== Required work ==
Extract all lines containing "screenshot".

== Records excerpted from a collection ==
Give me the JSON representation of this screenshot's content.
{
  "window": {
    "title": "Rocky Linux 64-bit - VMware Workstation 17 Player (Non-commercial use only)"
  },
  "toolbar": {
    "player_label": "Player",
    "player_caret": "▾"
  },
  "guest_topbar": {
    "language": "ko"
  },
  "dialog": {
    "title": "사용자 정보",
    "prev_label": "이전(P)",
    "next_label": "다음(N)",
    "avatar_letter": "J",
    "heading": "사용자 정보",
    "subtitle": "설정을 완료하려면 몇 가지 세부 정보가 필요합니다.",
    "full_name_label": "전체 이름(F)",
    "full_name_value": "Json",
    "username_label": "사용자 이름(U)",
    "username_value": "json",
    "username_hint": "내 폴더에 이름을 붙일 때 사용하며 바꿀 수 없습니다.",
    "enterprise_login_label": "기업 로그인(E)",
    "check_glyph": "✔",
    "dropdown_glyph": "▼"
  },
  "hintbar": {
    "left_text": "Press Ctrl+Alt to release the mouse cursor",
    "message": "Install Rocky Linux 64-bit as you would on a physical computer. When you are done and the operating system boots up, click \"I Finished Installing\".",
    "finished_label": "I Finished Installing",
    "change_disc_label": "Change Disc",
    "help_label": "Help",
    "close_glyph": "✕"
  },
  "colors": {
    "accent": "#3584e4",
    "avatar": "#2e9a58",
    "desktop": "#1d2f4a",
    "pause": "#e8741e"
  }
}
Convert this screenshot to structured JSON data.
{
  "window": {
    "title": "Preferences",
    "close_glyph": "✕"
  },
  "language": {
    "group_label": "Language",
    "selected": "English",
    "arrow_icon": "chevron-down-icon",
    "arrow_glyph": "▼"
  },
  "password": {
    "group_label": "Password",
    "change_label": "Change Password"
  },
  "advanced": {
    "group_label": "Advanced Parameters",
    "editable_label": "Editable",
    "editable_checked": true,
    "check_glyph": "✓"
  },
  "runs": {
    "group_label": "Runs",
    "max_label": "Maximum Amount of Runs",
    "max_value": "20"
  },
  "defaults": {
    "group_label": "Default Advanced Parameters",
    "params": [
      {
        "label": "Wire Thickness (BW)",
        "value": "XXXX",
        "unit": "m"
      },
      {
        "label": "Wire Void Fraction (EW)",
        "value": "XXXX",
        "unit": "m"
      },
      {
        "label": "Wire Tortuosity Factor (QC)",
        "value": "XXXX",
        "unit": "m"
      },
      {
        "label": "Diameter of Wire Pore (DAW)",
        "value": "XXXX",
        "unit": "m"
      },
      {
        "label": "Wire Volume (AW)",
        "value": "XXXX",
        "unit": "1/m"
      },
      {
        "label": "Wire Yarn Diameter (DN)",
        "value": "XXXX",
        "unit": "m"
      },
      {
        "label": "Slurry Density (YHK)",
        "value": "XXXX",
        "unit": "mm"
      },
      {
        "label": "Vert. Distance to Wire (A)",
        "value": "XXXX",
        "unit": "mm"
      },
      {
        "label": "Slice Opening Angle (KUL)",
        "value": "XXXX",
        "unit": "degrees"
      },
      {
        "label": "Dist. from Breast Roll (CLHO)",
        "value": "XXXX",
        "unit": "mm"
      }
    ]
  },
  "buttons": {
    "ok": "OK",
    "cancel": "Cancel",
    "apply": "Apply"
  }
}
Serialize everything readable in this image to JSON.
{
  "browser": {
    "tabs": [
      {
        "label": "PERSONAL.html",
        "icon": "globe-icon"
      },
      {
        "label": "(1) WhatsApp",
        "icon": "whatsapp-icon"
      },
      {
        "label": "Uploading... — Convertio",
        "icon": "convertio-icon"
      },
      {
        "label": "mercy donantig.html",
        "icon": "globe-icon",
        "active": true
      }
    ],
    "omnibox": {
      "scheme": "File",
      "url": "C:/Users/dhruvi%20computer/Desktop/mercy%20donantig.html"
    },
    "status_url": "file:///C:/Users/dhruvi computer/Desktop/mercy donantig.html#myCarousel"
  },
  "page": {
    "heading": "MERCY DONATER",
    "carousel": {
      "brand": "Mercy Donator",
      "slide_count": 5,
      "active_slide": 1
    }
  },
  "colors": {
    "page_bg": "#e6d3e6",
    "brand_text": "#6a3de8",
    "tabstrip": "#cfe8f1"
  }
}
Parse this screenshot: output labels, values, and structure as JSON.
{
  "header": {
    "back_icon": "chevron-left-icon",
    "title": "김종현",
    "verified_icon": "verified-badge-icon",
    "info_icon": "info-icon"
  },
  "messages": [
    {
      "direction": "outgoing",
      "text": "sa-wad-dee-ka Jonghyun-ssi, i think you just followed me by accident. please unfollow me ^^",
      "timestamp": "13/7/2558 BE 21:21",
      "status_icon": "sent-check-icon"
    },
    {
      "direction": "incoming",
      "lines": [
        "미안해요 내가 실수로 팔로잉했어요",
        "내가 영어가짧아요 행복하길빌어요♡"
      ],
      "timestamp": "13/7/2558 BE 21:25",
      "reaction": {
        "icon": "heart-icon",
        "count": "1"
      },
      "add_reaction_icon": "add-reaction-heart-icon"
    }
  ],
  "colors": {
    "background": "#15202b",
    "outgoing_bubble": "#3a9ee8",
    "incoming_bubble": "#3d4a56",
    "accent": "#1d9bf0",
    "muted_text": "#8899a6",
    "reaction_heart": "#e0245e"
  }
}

== Response ==
Give me the JSON representation of this screenshot's content.
Convert this screenshot to structured JSON data.
Parse this screenshot: output labels, values, and structure as JSON.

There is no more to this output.